*SHORT EXERCISE:*
Quote every entry word for word.

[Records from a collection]
[Begin]
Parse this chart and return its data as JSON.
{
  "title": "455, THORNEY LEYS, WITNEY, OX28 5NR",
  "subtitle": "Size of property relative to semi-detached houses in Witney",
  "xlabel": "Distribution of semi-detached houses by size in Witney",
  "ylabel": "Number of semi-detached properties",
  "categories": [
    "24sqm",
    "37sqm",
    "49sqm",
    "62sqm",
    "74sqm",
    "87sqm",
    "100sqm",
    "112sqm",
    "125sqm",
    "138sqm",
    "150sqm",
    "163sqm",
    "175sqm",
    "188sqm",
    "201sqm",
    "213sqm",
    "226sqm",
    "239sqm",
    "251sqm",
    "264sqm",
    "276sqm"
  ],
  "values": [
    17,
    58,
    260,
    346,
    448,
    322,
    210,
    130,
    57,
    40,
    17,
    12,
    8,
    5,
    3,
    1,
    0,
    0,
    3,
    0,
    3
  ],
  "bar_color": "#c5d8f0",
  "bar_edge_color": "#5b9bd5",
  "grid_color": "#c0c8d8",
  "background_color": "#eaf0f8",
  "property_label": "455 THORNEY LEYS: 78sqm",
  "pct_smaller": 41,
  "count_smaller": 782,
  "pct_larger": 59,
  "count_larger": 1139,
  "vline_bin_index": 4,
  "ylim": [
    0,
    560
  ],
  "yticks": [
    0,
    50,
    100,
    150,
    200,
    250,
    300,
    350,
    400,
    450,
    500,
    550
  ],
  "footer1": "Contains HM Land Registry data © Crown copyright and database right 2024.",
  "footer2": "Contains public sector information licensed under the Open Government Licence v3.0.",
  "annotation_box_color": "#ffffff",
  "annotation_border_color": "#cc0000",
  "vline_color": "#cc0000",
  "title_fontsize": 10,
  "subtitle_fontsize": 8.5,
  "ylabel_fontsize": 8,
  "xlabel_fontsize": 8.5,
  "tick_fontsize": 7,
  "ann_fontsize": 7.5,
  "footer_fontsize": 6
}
[End]
*ANSWER FOR THE TASK:*
Parse this chart and return its data as JSON.
{
  "title": "455, THORNEY LEYS, WITNEY, OX28 5NR",
  "subtitle": "Size of property relative to semi-detached houses in Witney",
  "xlabel": "Distribution of semi-detached houses by size in Witney",
  "ylabel": "Number of semi-detached properties",
  "categories": [
    "24sqm",
    "37sqm",
    "49sqm",
    "62sqm",
    "74sqm",
    "87sqm",
    "100sqm",
    "112sqm",
    "125sqm",
    "138sqm",
    "150sqm",
    "163sqm",
    "175sqm",
    "188sqm",
    "201sqm",
    "213sqm",
    "226sqm",
    "239sqm",
    "251sqm",
    "264sqm",
    "276sqm"
  ],
  "values": [
    17,
    58,
    260,
    346,
    448,
    322,
    210,
    130,
    57,
    40,
    17,
    12,
    8,
    5,
    3,
    1,
    0,
    0,
    3,
    0,
    3
  ],
  "bar_color": "#c5d8f0",
  "bar_edge_color": "#5b9bd5",
  "grid_color": "#c0c8d8",
  "background_color": "#eaf0f8",
  "property_label": "455 THORNEY LEYS: 78sqm",
  "pct_smaller": 41,
  "count_smaller": 782,
  "pct_larger": 59,
  "count_larger": 1139,
  "vline_bin_index": 4,
  "ylim": [
    0,
    560
  ],
  "yticks": [
    0,
    50,
    100,
    150,
    200,
    250,
    300,
    350,
    400,
    450,
    500,
    550
  ],
  "footer1": "Contains HM Land Registry data © Crown copyright and database right 2024.",
  "footer2": "Contains public sector information licensed under the Open Government Licence v3.0.",
  "annotation_box_color": "#ffffff",
  "annotation_border_color": "#cc0000",
  "vline_color": "#cc0000",
  "title_fontsize": 10,
  "subtitle_fontsize": 8.5,
  "ylabel_fontsize": 8,
  "xlabel_fontsize": 8.5,
  "tick_fontsize": 7,
  "ann_fontsize": 7.5,
  "footer_fontsize": 6
}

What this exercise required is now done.